- [Aim] Of the lines in this material, how many contain "Daftar"? Answer with a single number only.
>> Begin
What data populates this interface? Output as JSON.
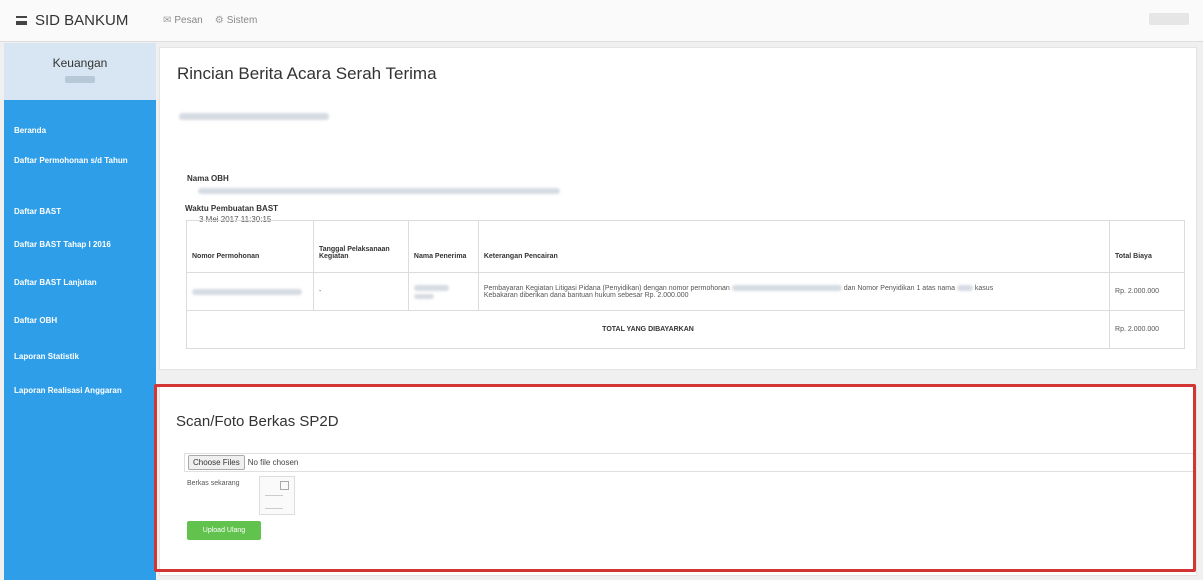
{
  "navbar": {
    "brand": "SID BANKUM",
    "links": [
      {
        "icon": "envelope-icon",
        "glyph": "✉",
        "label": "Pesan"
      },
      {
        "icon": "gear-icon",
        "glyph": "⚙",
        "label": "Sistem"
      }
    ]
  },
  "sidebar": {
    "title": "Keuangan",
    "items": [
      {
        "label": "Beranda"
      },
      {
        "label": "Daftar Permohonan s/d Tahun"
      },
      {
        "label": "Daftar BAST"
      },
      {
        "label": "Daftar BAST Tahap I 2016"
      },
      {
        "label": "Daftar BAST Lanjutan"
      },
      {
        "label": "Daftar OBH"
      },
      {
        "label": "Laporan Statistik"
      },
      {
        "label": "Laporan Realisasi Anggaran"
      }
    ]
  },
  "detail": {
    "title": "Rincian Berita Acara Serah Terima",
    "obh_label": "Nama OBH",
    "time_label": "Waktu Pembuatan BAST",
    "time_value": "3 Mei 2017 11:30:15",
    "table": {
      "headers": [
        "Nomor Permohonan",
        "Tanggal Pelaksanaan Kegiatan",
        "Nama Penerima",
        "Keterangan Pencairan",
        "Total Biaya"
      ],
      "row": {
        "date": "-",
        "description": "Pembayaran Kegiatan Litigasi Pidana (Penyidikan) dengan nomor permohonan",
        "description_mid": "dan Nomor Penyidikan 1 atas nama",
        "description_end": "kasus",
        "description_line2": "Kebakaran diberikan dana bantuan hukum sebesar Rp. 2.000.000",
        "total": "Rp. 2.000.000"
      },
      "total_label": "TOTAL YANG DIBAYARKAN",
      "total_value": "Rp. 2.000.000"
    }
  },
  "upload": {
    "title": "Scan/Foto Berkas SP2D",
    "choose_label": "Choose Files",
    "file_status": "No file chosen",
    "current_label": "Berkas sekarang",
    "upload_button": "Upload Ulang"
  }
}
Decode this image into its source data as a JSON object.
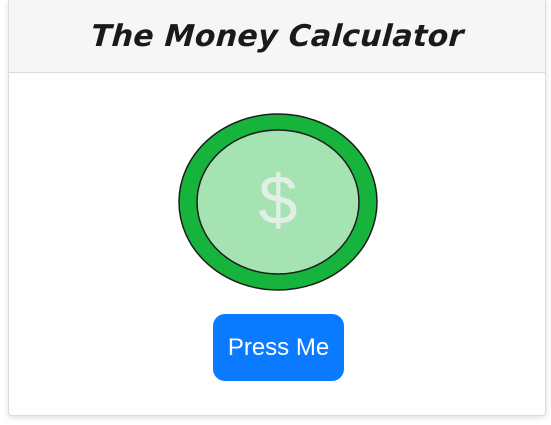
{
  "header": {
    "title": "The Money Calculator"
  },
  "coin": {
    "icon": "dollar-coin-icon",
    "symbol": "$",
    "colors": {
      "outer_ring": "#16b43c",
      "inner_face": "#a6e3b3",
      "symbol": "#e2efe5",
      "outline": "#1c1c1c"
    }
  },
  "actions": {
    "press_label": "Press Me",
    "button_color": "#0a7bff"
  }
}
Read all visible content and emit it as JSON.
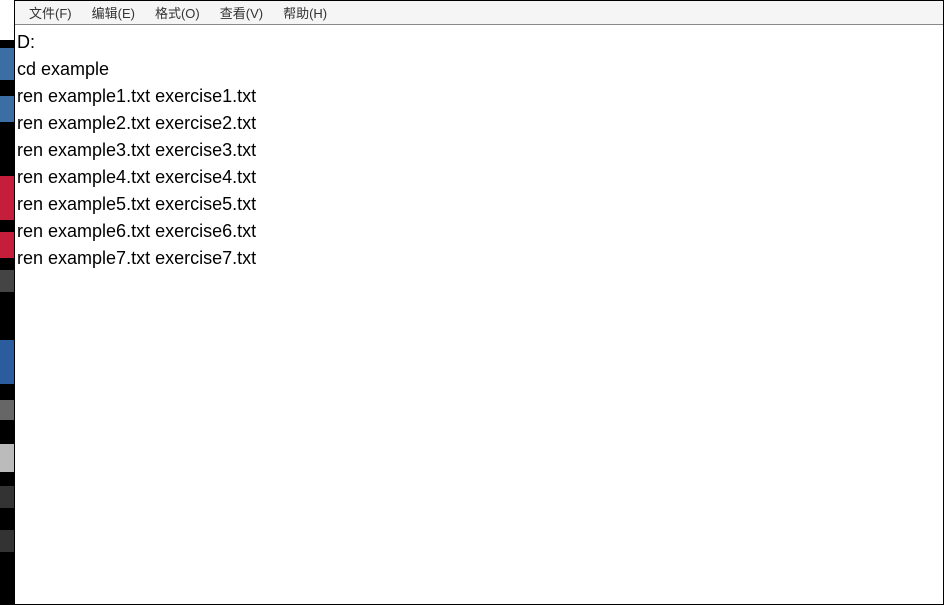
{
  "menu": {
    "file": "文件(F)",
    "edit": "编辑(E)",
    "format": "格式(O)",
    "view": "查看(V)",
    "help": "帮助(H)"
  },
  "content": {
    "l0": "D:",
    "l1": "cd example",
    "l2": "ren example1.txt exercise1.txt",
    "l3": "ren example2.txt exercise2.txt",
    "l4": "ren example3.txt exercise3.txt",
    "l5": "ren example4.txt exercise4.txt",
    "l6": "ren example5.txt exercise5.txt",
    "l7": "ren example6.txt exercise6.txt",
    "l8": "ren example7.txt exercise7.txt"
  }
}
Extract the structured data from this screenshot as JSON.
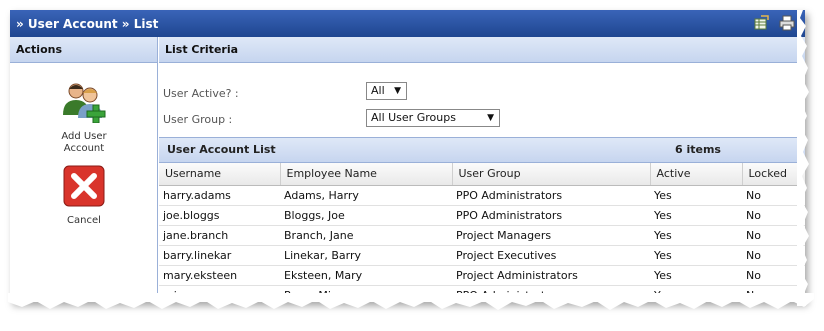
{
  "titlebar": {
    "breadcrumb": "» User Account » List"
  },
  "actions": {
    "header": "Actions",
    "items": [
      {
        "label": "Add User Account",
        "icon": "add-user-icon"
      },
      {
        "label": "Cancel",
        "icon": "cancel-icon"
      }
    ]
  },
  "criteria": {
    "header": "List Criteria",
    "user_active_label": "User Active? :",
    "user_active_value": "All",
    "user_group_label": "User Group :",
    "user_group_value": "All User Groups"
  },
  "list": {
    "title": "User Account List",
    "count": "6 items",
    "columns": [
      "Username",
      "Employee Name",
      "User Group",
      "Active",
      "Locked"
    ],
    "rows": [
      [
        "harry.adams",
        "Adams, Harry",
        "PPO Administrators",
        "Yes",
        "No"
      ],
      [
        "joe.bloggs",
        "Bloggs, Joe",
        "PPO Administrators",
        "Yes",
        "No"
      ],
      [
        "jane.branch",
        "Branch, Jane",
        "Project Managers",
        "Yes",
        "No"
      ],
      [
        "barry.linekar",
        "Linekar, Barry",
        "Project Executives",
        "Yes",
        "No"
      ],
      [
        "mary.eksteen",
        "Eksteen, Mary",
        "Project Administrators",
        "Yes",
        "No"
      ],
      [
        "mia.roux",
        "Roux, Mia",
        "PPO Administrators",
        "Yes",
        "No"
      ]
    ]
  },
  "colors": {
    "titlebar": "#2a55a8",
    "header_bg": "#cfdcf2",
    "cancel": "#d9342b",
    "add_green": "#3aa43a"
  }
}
>> End
>> Begin
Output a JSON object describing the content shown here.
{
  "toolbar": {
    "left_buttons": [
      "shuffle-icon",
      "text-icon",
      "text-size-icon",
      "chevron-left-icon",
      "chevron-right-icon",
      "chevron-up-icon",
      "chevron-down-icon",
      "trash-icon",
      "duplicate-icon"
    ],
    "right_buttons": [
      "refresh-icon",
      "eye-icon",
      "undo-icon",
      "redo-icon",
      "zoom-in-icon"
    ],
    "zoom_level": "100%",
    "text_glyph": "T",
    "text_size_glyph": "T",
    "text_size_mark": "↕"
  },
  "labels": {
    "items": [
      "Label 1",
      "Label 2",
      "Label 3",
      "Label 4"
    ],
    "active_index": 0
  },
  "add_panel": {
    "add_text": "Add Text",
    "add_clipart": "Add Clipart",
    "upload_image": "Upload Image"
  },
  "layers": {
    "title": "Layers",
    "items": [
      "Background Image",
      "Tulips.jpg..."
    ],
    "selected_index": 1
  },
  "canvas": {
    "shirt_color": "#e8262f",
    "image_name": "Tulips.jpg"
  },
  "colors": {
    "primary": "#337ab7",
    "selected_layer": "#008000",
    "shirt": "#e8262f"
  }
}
>> End
- [Solution for this exercise] 5